------ Excerpted data
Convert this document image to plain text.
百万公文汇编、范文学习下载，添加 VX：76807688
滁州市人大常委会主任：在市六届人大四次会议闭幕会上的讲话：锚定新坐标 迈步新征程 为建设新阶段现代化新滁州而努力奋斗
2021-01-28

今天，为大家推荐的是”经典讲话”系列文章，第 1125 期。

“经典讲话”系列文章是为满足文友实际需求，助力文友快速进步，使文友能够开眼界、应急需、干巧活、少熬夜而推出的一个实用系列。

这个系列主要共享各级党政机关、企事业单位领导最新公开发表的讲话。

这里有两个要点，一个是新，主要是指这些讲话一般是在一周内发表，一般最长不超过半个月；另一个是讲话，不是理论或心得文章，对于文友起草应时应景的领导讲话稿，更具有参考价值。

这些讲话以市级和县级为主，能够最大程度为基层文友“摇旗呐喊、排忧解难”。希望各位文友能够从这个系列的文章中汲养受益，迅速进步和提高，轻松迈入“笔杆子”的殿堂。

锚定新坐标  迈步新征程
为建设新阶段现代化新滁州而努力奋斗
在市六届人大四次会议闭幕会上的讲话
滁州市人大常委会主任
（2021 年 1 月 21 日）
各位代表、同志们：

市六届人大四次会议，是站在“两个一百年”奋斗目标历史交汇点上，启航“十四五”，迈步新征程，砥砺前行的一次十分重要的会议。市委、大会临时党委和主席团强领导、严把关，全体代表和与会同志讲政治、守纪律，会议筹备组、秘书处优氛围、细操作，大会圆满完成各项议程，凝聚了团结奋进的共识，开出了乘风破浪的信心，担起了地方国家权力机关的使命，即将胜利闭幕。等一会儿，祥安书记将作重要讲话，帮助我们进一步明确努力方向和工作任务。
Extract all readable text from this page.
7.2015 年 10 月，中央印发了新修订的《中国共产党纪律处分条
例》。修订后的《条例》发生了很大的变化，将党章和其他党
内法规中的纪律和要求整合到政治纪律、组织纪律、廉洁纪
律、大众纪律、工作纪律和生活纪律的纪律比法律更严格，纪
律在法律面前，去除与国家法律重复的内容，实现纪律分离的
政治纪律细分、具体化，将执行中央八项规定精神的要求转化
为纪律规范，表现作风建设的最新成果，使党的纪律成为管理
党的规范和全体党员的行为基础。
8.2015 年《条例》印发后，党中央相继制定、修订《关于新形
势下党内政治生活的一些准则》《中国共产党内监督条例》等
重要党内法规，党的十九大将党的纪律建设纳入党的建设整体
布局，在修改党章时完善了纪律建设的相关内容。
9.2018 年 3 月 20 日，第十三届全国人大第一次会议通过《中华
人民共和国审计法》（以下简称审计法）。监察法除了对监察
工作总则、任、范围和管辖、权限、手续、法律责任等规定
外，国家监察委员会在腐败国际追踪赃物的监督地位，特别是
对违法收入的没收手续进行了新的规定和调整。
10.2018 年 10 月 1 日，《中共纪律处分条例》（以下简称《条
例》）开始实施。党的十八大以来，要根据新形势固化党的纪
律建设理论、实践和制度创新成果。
------------
### Task objective:
Give only the number of lines in the preceding material that contain the string "text".

### Solved exercise:
2